### Problem details
Collect all lines below with the string "start".

Extracts from a graphics dataset
= = = = = = =

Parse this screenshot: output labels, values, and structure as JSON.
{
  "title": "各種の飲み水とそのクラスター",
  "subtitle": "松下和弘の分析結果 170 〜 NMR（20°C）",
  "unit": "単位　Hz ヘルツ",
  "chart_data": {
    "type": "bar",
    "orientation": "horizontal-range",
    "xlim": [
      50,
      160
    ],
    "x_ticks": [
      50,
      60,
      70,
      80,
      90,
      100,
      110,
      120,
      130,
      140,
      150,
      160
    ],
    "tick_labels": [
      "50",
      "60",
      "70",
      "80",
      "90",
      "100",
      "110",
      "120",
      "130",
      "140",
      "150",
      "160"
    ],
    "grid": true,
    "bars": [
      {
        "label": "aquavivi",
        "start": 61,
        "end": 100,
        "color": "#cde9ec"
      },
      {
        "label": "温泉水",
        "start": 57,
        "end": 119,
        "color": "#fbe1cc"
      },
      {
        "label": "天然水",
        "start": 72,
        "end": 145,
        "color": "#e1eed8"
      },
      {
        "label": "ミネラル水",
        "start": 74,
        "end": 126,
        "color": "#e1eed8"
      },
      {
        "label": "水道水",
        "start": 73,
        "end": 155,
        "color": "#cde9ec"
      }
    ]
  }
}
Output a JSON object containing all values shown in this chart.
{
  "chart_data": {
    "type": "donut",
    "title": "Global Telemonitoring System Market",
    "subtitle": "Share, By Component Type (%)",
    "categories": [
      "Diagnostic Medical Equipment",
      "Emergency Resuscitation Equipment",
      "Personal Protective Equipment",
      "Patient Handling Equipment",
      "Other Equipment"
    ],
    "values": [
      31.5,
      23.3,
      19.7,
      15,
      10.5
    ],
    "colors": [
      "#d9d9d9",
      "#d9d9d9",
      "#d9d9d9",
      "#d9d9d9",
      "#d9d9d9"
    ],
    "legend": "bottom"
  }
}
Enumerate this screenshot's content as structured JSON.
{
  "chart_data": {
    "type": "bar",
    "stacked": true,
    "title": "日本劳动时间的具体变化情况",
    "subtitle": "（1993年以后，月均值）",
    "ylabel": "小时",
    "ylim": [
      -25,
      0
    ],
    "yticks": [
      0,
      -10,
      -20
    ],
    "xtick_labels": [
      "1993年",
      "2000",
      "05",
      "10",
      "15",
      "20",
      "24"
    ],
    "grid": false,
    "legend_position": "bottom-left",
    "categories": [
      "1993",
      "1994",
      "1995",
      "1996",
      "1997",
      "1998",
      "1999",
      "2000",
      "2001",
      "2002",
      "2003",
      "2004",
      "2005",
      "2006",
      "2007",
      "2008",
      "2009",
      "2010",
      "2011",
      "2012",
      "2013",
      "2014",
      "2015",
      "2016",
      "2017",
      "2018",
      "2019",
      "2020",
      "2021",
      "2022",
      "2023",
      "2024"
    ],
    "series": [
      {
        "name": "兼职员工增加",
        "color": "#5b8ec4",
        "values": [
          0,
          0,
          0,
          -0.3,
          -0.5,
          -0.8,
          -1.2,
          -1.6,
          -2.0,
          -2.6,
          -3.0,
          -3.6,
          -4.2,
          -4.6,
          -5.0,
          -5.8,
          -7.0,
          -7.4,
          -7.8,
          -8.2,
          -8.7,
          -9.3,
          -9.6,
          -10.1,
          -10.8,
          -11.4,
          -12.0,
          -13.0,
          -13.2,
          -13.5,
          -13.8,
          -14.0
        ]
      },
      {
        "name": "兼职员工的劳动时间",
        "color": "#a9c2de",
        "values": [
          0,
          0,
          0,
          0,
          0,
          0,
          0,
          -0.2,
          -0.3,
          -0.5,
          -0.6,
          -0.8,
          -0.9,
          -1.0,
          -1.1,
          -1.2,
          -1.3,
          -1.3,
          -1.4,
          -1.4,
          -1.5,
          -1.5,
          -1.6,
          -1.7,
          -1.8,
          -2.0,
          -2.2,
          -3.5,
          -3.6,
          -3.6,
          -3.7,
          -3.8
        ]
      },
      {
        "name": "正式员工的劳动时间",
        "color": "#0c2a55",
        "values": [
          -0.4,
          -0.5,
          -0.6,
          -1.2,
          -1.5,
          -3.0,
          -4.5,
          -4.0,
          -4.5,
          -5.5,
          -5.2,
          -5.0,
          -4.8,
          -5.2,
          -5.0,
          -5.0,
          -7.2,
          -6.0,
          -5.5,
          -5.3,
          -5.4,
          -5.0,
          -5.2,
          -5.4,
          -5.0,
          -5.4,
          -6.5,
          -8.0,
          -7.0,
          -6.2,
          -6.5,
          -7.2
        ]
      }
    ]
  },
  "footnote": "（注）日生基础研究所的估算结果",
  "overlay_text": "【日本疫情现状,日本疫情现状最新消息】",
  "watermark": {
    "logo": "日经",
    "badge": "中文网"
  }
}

= = = = = = =

### Output
        "start": 61,
        "start": 57,
        "start": 72,
        "start": 74,
        "start": 73,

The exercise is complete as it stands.